## Exercise requirements
Copy out each line of the material in which the word "КУРИТЬ" appears.

__________________________________________________

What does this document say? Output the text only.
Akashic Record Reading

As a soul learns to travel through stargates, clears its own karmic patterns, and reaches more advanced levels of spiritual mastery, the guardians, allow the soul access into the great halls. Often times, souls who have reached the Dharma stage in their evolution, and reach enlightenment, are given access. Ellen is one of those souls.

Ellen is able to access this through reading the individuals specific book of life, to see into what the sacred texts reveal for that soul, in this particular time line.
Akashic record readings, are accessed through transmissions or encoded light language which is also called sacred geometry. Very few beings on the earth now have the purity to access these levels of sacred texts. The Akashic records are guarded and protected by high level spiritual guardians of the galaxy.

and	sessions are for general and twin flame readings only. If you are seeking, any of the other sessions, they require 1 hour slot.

__________________________________________________

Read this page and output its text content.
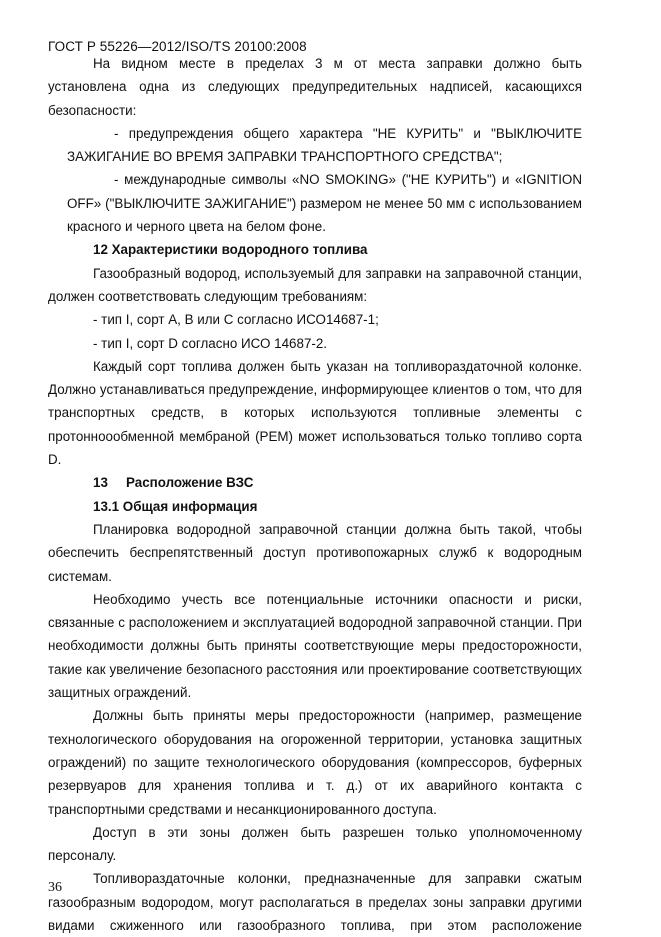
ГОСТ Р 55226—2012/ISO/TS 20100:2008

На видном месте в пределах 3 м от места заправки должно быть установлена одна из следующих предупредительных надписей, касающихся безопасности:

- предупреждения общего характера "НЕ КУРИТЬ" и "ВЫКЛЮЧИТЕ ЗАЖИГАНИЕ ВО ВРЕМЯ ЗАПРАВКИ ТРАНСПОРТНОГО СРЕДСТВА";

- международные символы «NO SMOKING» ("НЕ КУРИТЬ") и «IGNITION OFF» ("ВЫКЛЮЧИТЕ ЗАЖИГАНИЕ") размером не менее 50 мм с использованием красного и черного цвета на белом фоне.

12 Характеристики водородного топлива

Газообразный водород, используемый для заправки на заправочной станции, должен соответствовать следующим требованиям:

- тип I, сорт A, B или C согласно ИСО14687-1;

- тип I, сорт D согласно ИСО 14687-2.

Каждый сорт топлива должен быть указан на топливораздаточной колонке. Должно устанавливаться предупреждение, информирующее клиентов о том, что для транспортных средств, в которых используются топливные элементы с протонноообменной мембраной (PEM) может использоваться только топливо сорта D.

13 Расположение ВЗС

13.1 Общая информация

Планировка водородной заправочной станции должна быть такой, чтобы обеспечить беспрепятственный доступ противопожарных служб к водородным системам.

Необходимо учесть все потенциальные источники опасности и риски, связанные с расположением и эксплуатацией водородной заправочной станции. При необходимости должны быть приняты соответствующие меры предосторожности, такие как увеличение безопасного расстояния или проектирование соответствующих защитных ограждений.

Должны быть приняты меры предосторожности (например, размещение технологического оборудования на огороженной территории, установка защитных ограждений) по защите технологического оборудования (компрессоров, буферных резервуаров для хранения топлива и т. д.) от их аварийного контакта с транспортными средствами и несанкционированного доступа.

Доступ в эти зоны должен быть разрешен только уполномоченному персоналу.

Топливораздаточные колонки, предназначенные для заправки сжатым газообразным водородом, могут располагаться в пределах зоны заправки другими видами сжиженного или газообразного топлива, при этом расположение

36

__________________________________________________

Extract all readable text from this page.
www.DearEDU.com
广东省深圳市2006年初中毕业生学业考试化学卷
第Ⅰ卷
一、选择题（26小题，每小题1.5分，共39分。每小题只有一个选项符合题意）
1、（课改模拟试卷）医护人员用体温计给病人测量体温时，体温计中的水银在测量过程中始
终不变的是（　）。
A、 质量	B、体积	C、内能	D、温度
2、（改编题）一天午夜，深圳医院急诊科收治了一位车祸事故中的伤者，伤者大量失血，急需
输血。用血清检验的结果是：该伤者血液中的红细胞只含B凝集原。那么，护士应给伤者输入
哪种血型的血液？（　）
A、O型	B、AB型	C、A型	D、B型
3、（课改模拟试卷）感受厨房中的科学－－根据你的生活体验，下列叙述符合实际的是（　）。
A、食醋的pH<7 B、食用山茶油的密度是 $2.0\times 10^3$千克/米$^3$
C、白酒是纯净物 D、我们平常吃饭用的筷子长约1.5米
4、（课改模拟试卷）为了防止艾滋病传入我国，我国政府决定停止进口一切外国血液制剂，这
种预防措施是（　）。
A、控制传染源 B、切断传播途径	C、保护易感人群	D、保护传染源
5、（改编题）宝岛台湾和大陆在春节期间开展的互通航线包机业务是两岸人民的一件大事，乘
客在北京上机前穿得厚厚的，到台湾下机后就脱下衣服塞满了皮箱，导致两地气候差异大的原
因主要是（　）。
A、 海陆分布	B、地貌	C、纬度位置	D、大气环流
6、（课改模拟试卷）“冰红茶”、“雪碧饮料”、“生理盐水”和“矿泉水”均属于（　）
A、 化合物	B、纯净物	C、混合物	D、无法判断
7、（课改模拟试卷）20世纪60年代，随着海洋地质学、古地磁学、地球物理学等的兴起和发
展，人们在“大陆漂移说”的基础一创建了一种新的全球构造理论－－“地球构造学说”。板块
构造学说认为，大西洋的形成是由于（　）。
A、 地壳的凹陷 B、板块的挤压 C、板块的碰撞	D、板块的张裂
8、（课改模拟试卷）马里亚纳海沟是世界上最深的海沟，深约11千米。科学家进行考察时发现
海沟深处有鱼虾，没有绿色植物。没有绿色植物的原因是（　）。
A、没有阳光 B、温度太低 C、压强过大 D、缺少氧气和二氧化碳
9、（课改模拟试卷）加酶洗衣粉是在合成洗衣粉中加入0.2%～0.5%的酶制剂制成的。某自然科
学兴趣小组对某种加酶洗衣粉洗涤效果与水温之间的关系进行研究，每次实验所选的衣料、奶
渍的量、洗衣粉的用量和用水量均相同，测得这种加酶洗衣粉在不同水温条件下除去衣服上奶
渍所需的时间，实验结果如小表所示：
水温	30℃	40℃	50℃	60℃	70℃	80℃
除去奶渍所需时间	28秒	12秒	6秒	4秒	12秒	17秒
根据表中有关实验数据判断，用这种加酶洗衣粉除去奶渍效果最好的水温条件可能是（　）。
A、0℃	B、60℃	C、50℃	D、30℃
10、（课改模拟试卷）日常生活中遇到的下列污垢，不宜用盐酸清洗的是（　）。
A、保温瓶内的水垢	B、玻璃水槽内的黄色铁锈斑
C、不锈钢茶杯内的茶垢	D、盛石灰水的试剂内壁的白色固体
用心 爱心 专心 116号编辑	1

__________________________________________________

## Response to this task
- предупреждения общего характера "НЕ КУРИТЬ" и "ВЫКЛЮЧИТЕ ЗАЖИГАНИЕ ВО ВРЕМЯ ЗАПРАВКИ ТРАНСПОРТНОГО СРЕДСТВА";
- международные символы «NO SMOKING» ("НЕ КУРИТЬ") и «IGNITION OFF» ("ВЫКЛЮЧИТЕ ЗАЖИГАНИЕ") размером не менее 50 мм с использованием красного и черного цвета на белом фоне.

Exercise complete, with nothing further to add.